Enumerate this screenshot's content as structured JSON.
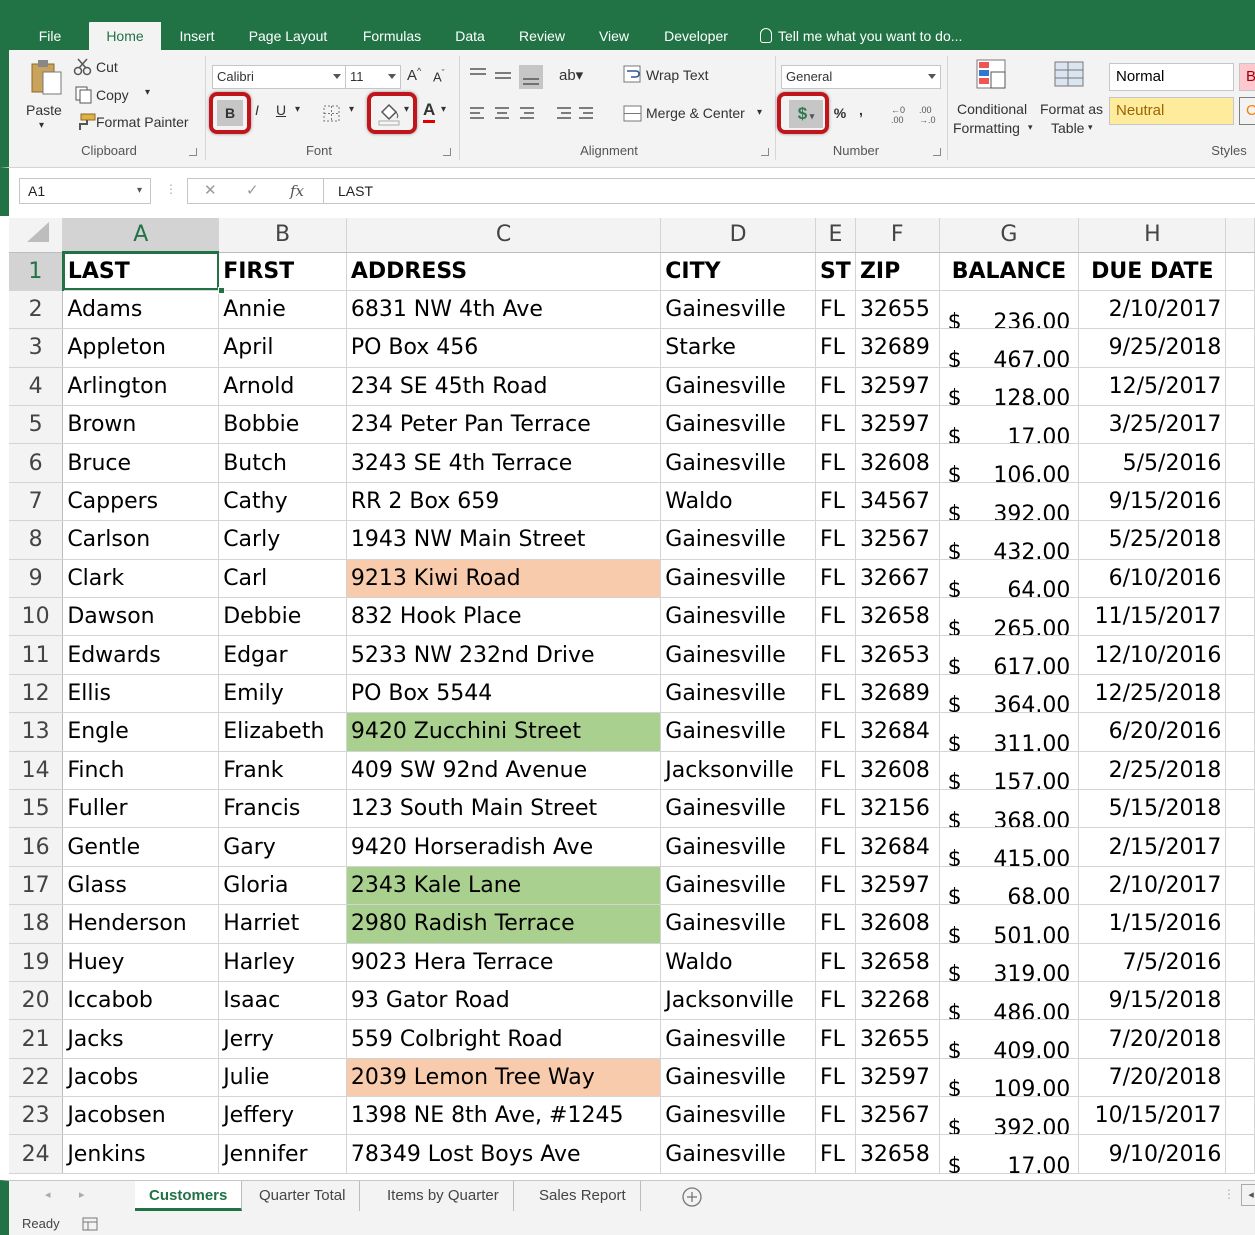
{
  "ribbon_tabs": [
    "File",
    "Home",
    "Insert",
    "Page Layout",
    "Formulas",
    "Data",
    "Review",
    "View",
    "Developer"
  ],
  "tell_me": "Tell me what you want to do...",
  "clipboard": {
    "paste": "Paste",
    "cut": "Cut",
    "copy": "Copy",
    "format_painter": "Format Painter",
    "label": "Clipboard"
  },
  "font": {
    "name": "Calibri",
    "size": "11",
    "bold": "B",
    "italic": "I",
    "underline": "U",
    "label": "Font"
  },
  "alignment": {
    "wrap_text": "Wrap Text",
    "merge_center": "Merge & Center",
    "label": "Alignment"
  },
  "number": {
    "format": "General",
    "currency": "$",
    "percent": "%",
    "comma": ",",
    "label": "Number"
  },
  "styles": {
    "conditional_1": "Conditional",
    "conditional_2": "Formatting",
    "format_as_1": "Format as",
    "format_as_2": "Table",
    "normal": "Normal",
    "bad": "Bad",
    "neutral": "Neutral",
    "calc": "Cal",
    "label": "Styles"
  },
  "name_box": "A1",
  "formula_value": "LAST",
  "columns": [
    "A",
    "B",
    "C",
    "D",
    "E",
    "F",
    "G",
    "H"
  ],
  "header_row": [
    "LAST",
    "FIRST",
    "ADDRESS",
    "CITY",
    "ST",
    "ZIP",
    "BALANCE",
    "DUE DATE"
  ],
  "rows": [
    {
      "last": "Adams",
      "first": "Annie",
      "address": "6831 NW 4th Ave",
      "city": "Gainesville",
      "st": "FL",
      "zip": "32655",
      "balance": "236.00",
      "due": "2/10/2017",
      "fill": ""
    },
    {
      "last": "Appleton",
      "first": "April",
      "address": "PO Box 456",
      "city": "Starke",
      "st": "FL",
      "zip": "32689",
      "balance": "467.00",
      "due": "9/25/2018",
      "fill": ""
    },
    {
      "last": "Arlington",
      "first": "Arnold",
      "address": "234 SE 45th Road",
      "city": "Gainesville",
      "st": "FL",
      "zip": "32597",
      "balance": "128.00",
      "due": "12/5/2017",
      "fill": ""
    },
    {
      "last": "Brown",
      "first": "Bobbie",
      "address": "234 Peter Pan Terrace",
      "city": "Gainesville",
      "st": "FL",
      "zip": "32597",
      "balance": "17.00",
      "due": "3/25/2017",
      "fill": ""
    },
    {
      "last": "Bruce",
      "first": "Butch",
      "address": "3243 SE 4th Terrace",
      "city": "Gainesville",
      "st": "FL",
      "zip": "32608",
      "balance": "106.00",
      "due": "5/5/2016",
      "fill": ""
    },
    {
      "last": "Cappers",
      "first": "Cathy",
      "address": "RR 2 Box 659",
      "city": "Waldo",
      "st": "FL",
      "zip": "34567",
      "balance": "392.00",
      "due": "9/15/2016",
      "fill": ""
    },
    {
      "last": "Carlson",
      "first": "Carly",
      "address": "1943 NW Main Street",
      "city": "Gainesville",
      "st": "FL",
      "zip": "32567",
      "balance": "432.00",
      "due": "5/25/2018",
      "fill": ""
    },
    {
      "last": "Clark",
      "first": "Carl",
      "address": "9213 Kiwi Road",
      "city": "Gainesville",
      "st": "FL",
      "zip": "32667",
      "balance": "64.00",
      "due": "6/10/2016",
      "fill": "#f8cbad"
    },
    {
      "last": "Dawson",
      "first": "Debbie",
      "address": "832 Hook Place",
      "city": "Gainesville",
      "st": "FL",
      "zip": "32658",
      "balance": "265.00",
      "due": "11/15/2017",
      "fill": ""
    },
    {
      "last": "Edwards",
      "first": "Edgar",
      "address": "5233 NW 232nd Drive",
      "city": "Gainesville",
      "st": "FL",
      "zip": "32653",
      "balance": "617.00",
      "due": "12/10/2016",
      "fill": ""
    },
    {
      "last": "Ellis",
      "first": "Emily",
      "address": "PO Box 5544",
      "city": "Gainesville",
      "st": "FL",
      "zip": "32689",
      "balance": "364.00",
      "due": "12/25/2018",
      "fill": ""
    },
    {
      "last": "Engle",
      "first": "Elizabeth",
      "address": "9420 Zucchini Street",
      "city": "Gainesville",
      "st": "FL",
      "zip": "32684",
      "balance": "311.00",
      "due": "6/20/2016",
      "fill": "#a9d08e"
    },
    {
      "last": "Finch",
      "first": "Frank",
      "address": "409 SW 92nd Avenue",
      "city": "Jacksonville",
      "st": "FL",
      "zip": "32608",
      "balance": "157.00",
      "due": "2/25/2018",
      "fill": ""
    },
    {
      "last": "Fuller",
      "first": "Francis",
      "address": "123 South Main Street",
      "city": "Gainesville",
      "st": "FL",
      "zip": "32156",
      "balance": "368.00",
      "due": "5/15/2018",
      "fill": ""
    },
    {
      "last": "Gentle",
      "first": "Gary",
      "address": "9420 Horseradish Ave",
      "city": "Gainesville",
      "st": "FL",
      "zip": "32684",
      "balance": "415.00",
      "due": "2/15/2017",
      "fill": ""
    },
    {
      "last": "Glass",
      "first": "Gloria",
      "address": "2343 Kale Lane",
      "city": "Gainesville",
      "st": "FL",
      "zip": "32597",
      "balance": "68.00",
      "due": "2/10/2017",
      "fill": "#a9d08e"
    },
    {
      "last": "Henderson",
      "first": "Harriet",
      "address": "2980 Radish Terrace",
      "city": "Gainesville",
      "st": "FL",
      "zip": "32608",
      "balance": "501.00",
      "due": "1/15/2016",
      "fill": "#a9d08e"
    },
    {
      "last": "Huey",
      "first": "Harley",
      "address": "9023 Hera Terrace",
      "city": "Waldo",
      "st": "FL",
      "zip": "32658",
      "balance": "319.00",
      "due": "7/5/2016",
      "fill": ""
    },
    {
      "last": "Iccabob",
      "first": "Isaac",
      "address": "93 Gator Road",
      "city": "Jacksonville",
      "st": "FL",
      "zip": "32268",
      "balance": "486.00",
      "due": "9/15/2018",
      "fill": ""
    },
    {
      "last": "Jacks",
      "first": "Jerry",
      "address": "559 Colbright Road",
      "city": "Gainesville",
      "st": "FL",
      "zip": "32655",
      "balance": "409.00",
      "due": "7/20/2018",
      "fill": ""
    },
    {
      "last": "Jacobs",
      "first": "Julie",
      "address": "2039 Lemon Tree Way",
      "city": "Gainesville",
      "st": "FL",
      "zip": "32597",
      "balance": "109.00",
      "due": "7/20/2018",
      "fill": "#f8cbad"
    },
    {
      "last": "Jacobsen",
      "first": "Jeffery",
      "address": "1398 NE 8th Ave, #1245",
      "city": "Gainesville",
      "st": "FL",
      "zip": "32567",
      "balance": "392.00",
      "due": "10/15/2017",
      "fill": ""
    },
    {
      "last": "Jenkins",
      "first": "Jennifer",
      "address": "78349 Lost Boys Ave",
      "city": "Gainesville",
      "st": "FL",
      "zip": "32658",
      "balance": "17.00",
      "due": "9/10/2016",
      "fill": ""
    }
  ],
  "currency_symbol": "$",
  "sheet_tabs": [
    "Customers",
    "Quarter Total",
    "Items by Quarter",
    "Sales Report"
  ],
  "active_sheet": "Customers",
  "status": "Ready",
  "accent": "#217346",
  "highlight": "#c0161b"
}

• • • •

• **Aim**
Copy all lines in the listing above where the string "Street" appears.

• **Result below**
      "address": "1943 NW Main Street",
      "address": "9420 Zucchini Street",
      "address": "123 South Main Street",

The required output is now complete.